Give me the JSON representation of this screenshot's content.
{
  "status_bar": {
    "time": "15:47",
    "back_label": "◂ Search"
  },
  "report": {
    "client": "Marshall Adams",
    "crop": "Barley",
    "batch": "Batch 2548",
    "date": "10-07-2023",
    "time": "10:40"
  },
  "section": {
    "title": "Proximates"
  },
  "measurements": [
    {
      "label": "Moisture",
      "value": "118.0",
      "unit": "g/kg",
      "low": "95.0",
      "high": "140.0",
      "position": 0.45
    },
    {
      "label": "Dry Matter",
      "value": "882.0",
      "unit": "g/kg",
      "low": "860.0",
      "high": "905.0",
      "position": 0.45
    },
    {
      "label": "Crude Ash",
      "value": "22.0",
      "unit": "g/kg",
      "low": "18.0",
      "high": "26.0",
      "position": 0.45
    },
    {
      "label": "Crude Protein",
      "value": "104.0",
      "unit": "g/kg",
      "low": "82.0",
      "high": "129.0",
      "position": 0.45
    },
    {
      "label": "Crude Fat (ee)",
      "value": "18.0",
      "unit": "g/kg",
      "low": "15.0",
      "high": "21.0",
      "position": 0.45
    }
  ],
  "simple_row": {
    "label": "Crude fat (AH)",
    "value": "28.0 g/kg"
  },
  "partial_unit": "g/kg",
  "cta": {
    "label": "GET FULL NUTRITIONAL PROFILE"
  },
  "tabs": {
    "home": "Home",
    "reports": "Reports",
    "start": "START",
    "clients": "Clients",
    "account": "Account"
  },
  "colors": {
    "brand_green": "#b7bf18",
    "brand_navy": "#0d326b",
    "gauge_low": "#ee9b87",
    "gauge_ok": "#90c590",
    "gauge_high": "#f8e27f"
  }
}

YOUR GOAL
This exercise calls for every record above to be written out again exactly.

TASK RESPONSE
Give me the JSON representation of this screenshot's content.
{
  "status_bar": {
    "time": "15:47",
    "back_label": "◂ Search"
  },
  "report": {
    "client": "Marshall Adams",
    "crop": "Barley",
    "batch": "Batch 2548",
    "date": "10-07-2023",
    "time": "10:40"
  },
  "section": {
    "title": "Proximates"
  },
  "measurements": [
    {
      "label": "Moisture",
      "value": "118.0",
      "unit": "g/kg",
      "low": "95.0",
      "high": "140.0",
      "position": 0.45
    },
    {
      "label": "Dry Matter",
      "value": "882.0",
      "unit": "g/kg",
      "low": "860.0",
      "high": "905.0",
      "position": 0.45
    },
    {
      "label": "Crude Ash",
      "value": "22.0",
      "unit": "g/kg",
      "low": "18.0",
      "high": "26.0",
      "position": 0.45
    },
    {
      "label": "Crude Protein",
      "value": "104.0",
      "unit": "g/kg",
      "low": "82.0",
      "high": "129.0",
      "position": 0.45
    },
    {
      "label": "Crude Fat (ee)",
      "value": "18.0",
      "unit": "g/kg",
      "low": "15.0",
      "high": "21.0",
      "position": 0.45
    }
  ],
  "simple_row": {
    "label": "Crude fat (AH)",
    "value": "28.0 g/kg"
  },
  "partial_unit": "g/kg",
  "cta": {
    "label": "GET FULL NUTRITIONAL PROFILE"
  },
  "tabs": {
    "home": "Home",
    "reports": "Reports",
    "start": "START",
    "clients": "Clients",
    "account": "Account"
  },
  "colors": {
    "brand_green": "#b7bf18",
    "brand_navy": "#0d326b",
    "gauge_low": "#ee9b87",
    "gauge_ok": "#90c590",
    "gauge_high": "#f8e27f"
  }
}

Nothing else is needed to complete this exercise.